-- start of Text section --

Clergy/Leaders’ Mail-list No. 3-181 Sundays 28 Sep to 12 Oct 2003

[Due to the recent disruption of the CLM service, as explained in CLB-3-006, this posting has three Psalms on Sundays messages to bring them up to date.]

Psalms on Sundays Reading: Psalm 27 – WAITING FOR GOD

(28 September 2003)

Ours is an ‘instant’ generation, not good at waiting for things. So how do you respond to the call to ‘wait for the LORD’ (v 14)?

This psalm begins with a confident assertion of trust in God (vs 1-6). The psalmist is sure that the most important thing in his life is his relationship with God. Here this is expressed in terms of the experience of worship in the Temple (vs 4-6).

The reality of that relationship gives him the confidence to believe that God will keep him safe from his enemies. After the confident tone of verses 1-6, the prayer for deliverance from enemies in verses 7-13, with its pleading tone, comes as a bit of a surprise. Has the psalmist lost his confidence? In fact the opposite is the case. It is his relationship with God that is the basis for the prayer. He seeks God’s face – that is, he comes into God’s presence – to ask for deliverance, because in his past experience God has proved to be his helper (v 9).

-- end of Text section --

Set tasks:
(a) Write out the part of the Psalm 27 commentary from "This psalm begins" up to and including "helper (v 9).".
(b) Name every verse or range of verses of Psalm 27 that the commentary on that psalm refers to, each once, in the order it first appears.
(c) Continue the Psalm 27 commentary from where it stops.

-- start of Dataset section --

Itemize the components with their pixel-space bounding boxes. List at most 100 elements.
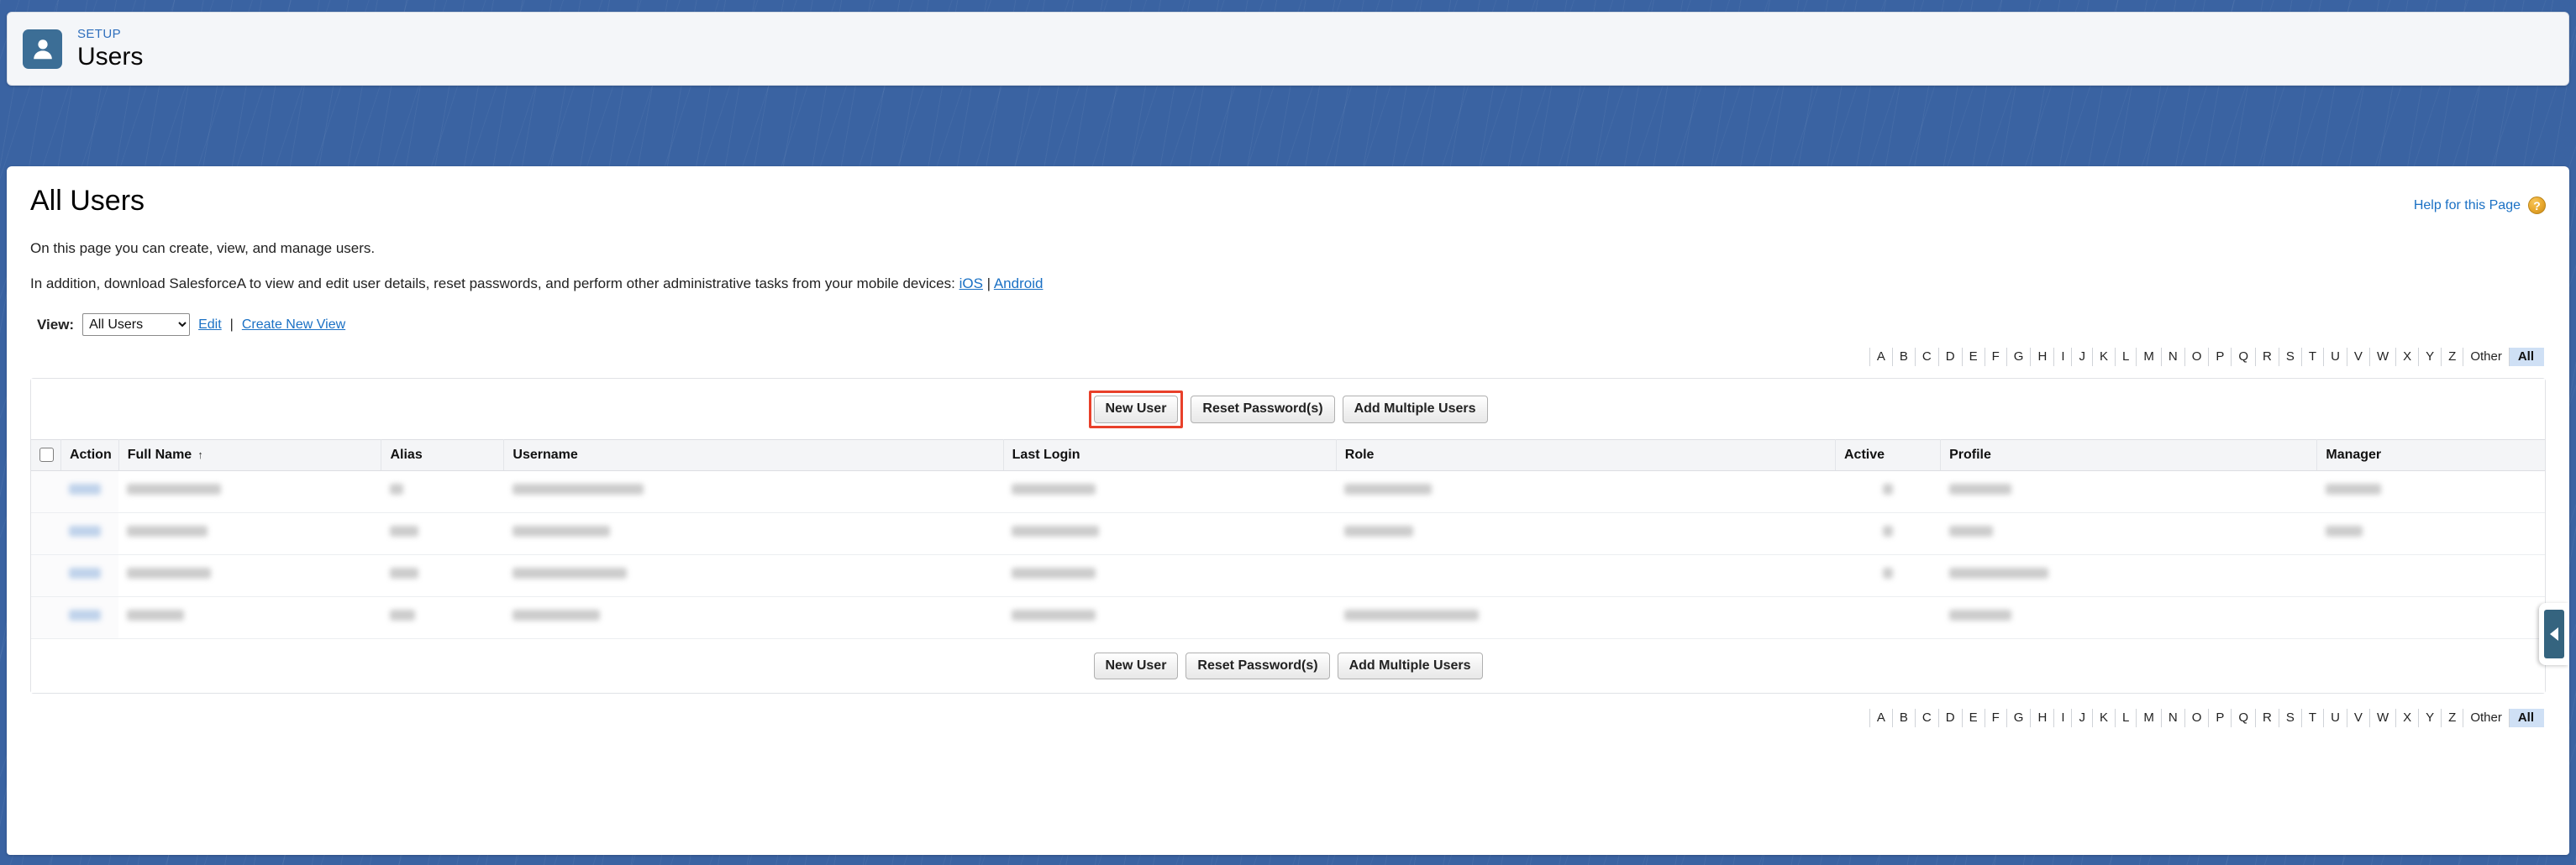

-- end of Dataset section --

Task-by-task answers:
(a)
This psalm begins with a confident assertion of trust in God (vs 1-6). The psalmist is sure that the most important thing in his life is his relationship with God. Here this is expressed in terms of the experience of worship in the Temple (vs 4-6).

The reality of that relationship gives him the confidence to believe that God will keep him safe from his enemies. After the confident tone of verses 1-6, the prayer for deliverance from enemies in verses 7-13, with its pleading tone, comes as a bit of a surprise. Has the psalmist lost his confidence? In fact the opposite is the case. It is his relationship with God that is the basis for the prayer. He seeks God’s face – that is, he comes into God’s presence – to ask for deliverance, because in his past experience God has proved to be his helper (v 9).

(b)
verse 14
verses 1-6
verses 4-6
verses 7-13
verse 9

(c)
Indeed God has proved more dependable than the closest human relationships (v 10). Therefore the psalmist is confident that he will continue to ‘see the goodness of the LORD in the land of the living’ (v 13). The psalm ends with a word of exhortation that was probably spoken by a priest as a response to the prayer (v 14). In its call to ‘wait for the LORD’ there is the implied promise that God will once again act as the psalmist’s saviour. But the call to ‘wait’ is a test of whether the psalmist’s expression of confidence is more than mere words. Will his confidence really enable him to ‘be strong and take heart’ so that he will ‘wait for the LORD’? If it does, the testing will develop perseverance, which, says James, is an important component of spiritual maturity.(James 1:2-4)

Think of someone you know who needs perseverance. Pray that they will ‘be strong and take heart’ as they ‘wait for the LORD’. Can you say or do anything to encourage them?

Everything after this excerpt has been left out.